--- Start of Given records ---

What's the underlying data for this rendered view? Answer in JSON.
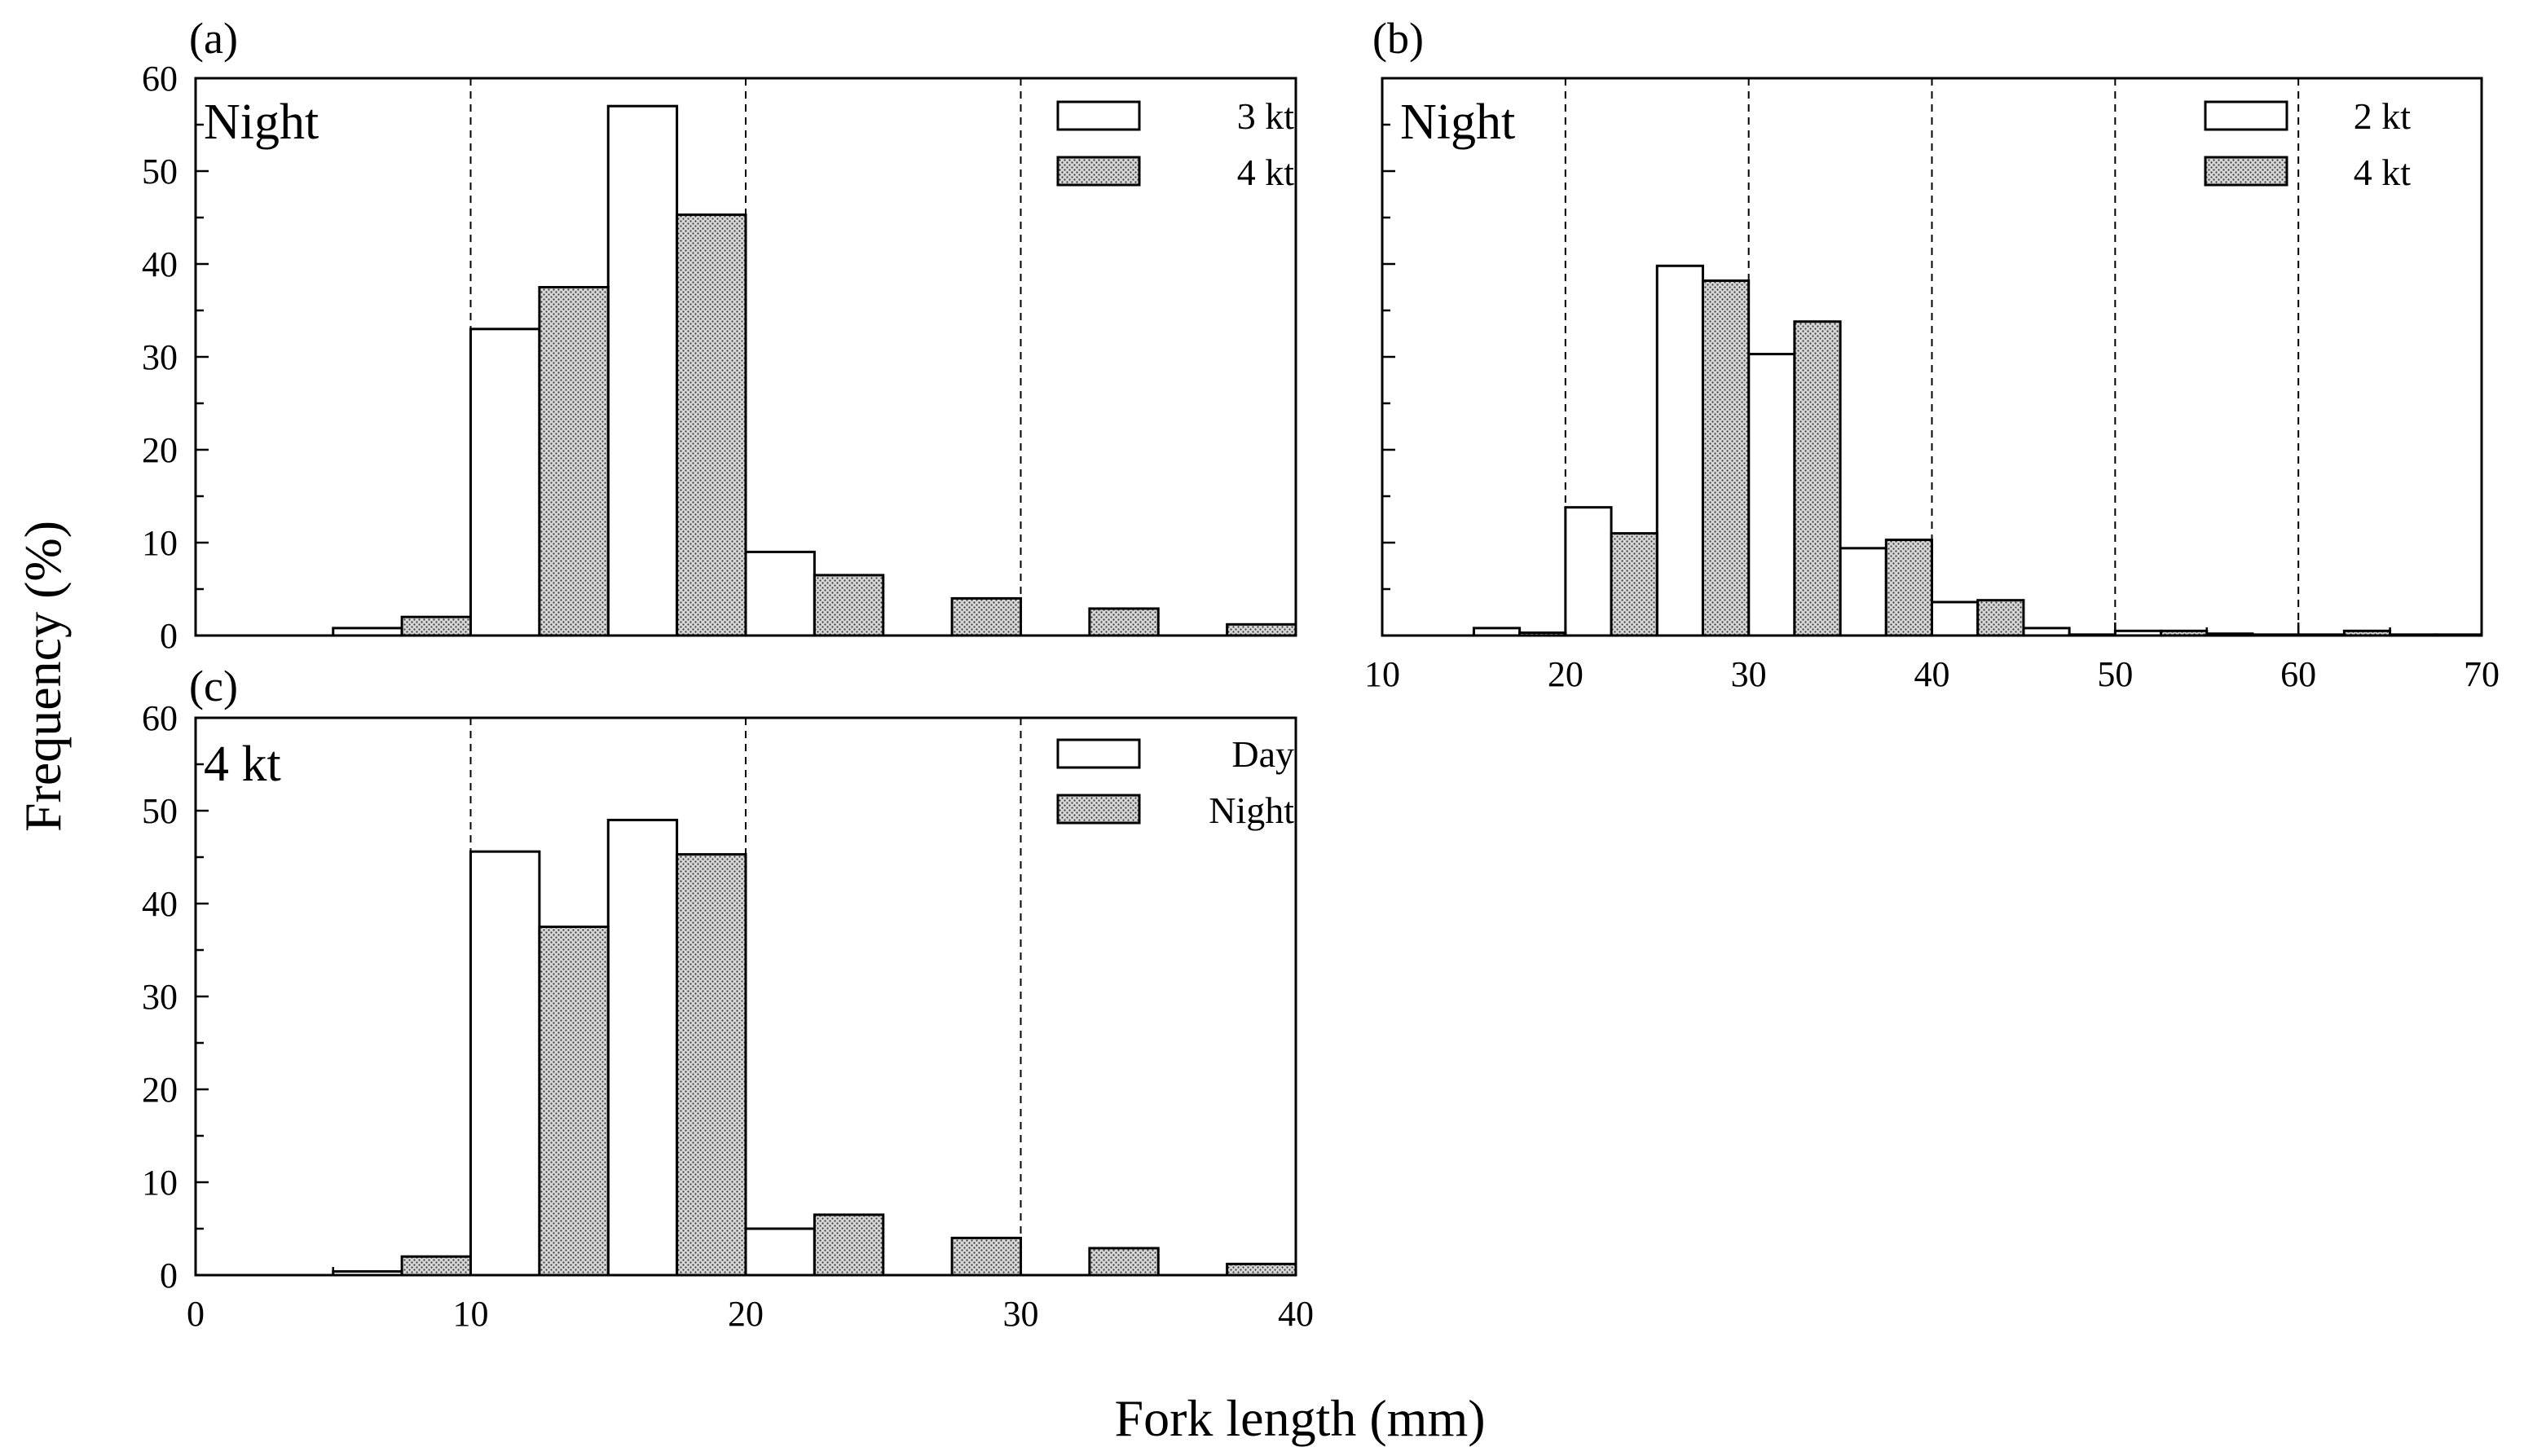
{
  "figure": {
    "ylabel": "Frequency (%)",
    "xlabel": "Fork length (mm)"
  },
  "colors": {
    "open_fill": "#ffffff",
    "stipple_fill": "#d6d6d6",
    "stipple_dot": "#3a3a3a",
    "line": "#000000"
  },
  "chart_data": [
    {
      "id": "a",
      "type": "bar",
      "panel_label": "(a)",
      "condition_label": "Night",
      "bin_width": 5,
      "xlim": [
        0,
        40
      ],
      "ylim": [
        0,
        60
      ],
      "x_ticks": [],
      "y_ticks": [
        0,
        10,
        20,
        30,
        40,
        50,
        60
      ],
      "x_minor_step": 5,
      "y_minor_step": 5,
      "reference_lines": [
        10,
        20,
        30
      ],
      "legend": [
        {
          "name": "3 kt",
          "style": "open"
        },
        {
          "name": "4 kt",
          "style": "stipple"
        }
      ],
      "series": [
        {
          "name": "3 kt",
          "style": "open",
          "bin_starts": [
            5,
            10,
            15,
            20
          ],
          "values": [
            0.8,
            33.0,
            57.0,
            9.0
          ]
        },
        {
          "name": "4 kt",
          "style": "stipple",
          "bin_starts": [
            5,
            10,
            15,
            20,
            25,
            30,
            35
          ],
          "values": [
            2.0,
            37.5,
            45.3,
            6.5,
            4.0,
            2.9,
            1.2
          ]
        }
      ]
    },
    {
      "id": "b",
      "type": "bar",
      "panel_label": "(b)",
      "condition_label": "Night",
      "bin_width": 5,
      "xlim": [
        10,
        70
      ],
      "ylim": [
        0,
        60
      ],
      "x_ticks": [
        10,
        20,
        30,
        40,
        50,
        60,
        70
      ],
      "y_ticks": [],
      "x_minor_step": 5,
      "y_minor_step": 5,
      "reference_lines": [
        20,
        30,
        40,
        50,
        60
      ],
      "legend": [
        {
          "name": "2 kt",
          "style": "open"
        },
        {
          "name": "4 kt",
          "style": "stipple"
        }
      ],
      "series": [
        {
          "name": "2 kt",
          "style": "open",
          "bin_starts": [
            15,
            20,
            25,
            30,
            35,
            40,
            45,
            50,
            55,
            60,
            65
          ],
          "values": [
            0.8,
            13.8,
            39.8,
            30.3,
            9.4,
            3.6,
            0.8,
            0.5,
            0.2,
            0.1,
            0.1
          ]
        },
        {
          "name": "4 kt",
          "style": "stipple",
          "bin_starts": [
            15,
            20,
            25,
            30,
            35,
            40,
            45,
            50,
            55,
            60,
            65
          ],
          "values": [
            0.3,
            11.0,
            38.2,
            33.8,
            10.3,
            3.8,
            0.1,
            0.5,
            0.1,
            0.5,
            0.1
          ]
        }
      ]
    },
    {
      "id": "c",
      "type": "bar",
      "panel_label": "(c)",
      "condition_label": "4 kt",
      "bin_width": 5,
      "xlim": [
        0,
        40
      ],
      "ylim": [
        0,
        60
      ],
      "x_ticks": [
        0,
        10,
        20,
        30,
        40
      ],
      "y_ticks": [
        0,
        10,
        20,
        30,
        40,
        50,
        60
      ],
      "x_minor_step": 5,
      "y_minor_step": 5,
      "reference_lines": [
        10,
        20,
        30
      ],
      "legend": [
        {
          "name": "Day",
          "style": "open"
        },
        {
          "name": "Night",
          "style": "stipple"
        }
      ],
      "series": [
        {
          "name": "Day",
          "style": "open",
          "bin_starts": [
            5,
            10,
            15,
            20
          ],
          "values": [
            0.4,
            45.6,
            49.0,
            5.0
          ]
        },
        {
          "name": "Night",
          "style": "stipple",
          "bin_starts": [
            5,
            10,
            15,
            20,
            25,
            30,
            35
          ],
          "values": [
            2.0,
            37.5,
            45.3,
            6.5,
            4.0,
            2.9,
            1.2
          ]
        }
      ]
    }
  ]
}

--- End of Given records ---

:: Instructions to follow ::
Give back every line exactly as it stands, pictures excluded.

:: Exercise answer ::
What's the underlying data for this rendered view? Answer in JSON.
{
  "figure": {
    "ylabel": "Frequency (%)",
    "xlabel": "Fork length (mm)"
  },
  "colors": {
    "open_fill": "#ffffff",
    "stipple_fill": "#d6d6d6",
    "stipple_dot": "#3a3a3a",
    "line": "#000000"
  },
  "chart_data": [
    {
      "id": "a",
      "type": "bar",
      "panel_label": "(a)",
      "condition_label": "Night",
      "bin_width": 5,
      "xlim": [
        0,
        40
      ],
      "ylim": [
        0,
        60
      ],
      "x_ticks": [],
      "y_ticks": [
        0,
        10,
        20,
        30,
        40,
        50,
        60
      ],
      "x_minor_step": 5,
      "y_minor_step": 5,
      "reference_lines": [
        10,
        20,
        30
      ],
      "legend": [
        {
          "name": "3 kt",
          "style": "open"
        },
        {
          "name": "4 kt",
          "style": "stipple"
        }
      ],
      "series": [
        {
          "name": "3 kt",
          "style": "open",
          "bin_starts": [
            5,
            10,
            15,
            20
          ],
          "values": [
            0.8,
            33.0,
            57.0,
            9.0
          ]
        },
        {
          "name": "4 kt",
          "style": "stipple",
          "bin_starts": [
            5,
            10,
            15,
            20,
            25,
            30,
            35
          ],
          "values": [
            2.0,
            37.5,
            45.3,
            6.5,
            4.0,
            2.9,
            1.2
          ]
        }
      ]
    },
    {
      "id": "b",
      "type": "bar",
      "panel_label": "(b)",
      "condition_label": "Night",
      "bin_width": 5,
      "xlim": [
        10,
        70
      ],
      "ylim": [
        0,
        60
      ],
      "x_ticks": [
        10,
        20,
        30,
        40,
        50,
        60,
        70
      ],
      "y_ticks": [],
      "x_minor_step": 5,
      "y_minor_step": 5,
      "reference_lines": [
        20,
        30,
        40,
        50,
        60
      ],
      "legend": [
        {
          "name": "2 kt",
          "style": "open"
        },
        {
          "name": "4 kt",
          "style": "stipple"
        }
      ],
      "series": [
        {
          "name": "2 kt",
          "style": "open",
          "bin_starts": [
            15,
            20,
            25,
            30,
            35,
            40,
            45,
            50,
            55,
            60,
            65
          ],
          "values": [
            0.8,
            13.8,
            39.8,
            30.3,
            9.4,
            3.6,
            0.8,
            0.5,
            0.2,
            0.1,
            0.1
          ]
        },
        {
          "name": "4 kt",
          "style": "stipple",
          "bin_starts": [
            15,
            20,
            25,
            30,
            35,
            40,
            45,
            50,
            55,
            60,
            65
          ],
          "values": [
            0.3,
            11.0,
            38.2,
            33.8,
            10.3,
            3.8,
            0.1,
            0.5,
            0.1,
            0.5,
            0.1
          ]
        }
      ]
    },
    {
      "id": "c",
      "type": "bar",
      "panel_label": "(c)",
      "condition_label": "4 kt",
      "bin_width": 5,
      "xlim": [
        0,
        40
      ],
      "ylim": [
        0,
        60
      ],
      "x_ticks": [
        0,
        10,
        20,
        30,
        40
      ],
      "y_ticks": [
        0,
        10,
        20,
        30,
        40,
        50,
        60
      ],
      "x_minor_step": 5,
      "y_minor_step": 5,
      "reference_lines": [
        10,
        20,
        30
      ],
      "legend": [
        {
          "name": "Day",
          "style": "open"
        },
        {
          "name": "Night",
          "style": "stipple"
        }
      ],
      "series": [
        {
          "name": "Day",
          "style": "open",
          "bin_starts": [
            5,
            10,
            15,
            20
          ],
          "values": [
            0.4,
            45.6,
            49.0,
            5.0
          ]
        },
        {
          "name": "Night",
          "style": "stipple",
          "bin_starts": [
            5,
            10,
            15,
            20,
            25,
            30,
            35
          ],
          "values": [
            2.0,
            37.5,
            45.3,
            6.5,
            4.0,
            2.9,
            1.2
          ]
        }
      ]
    }
  ]
}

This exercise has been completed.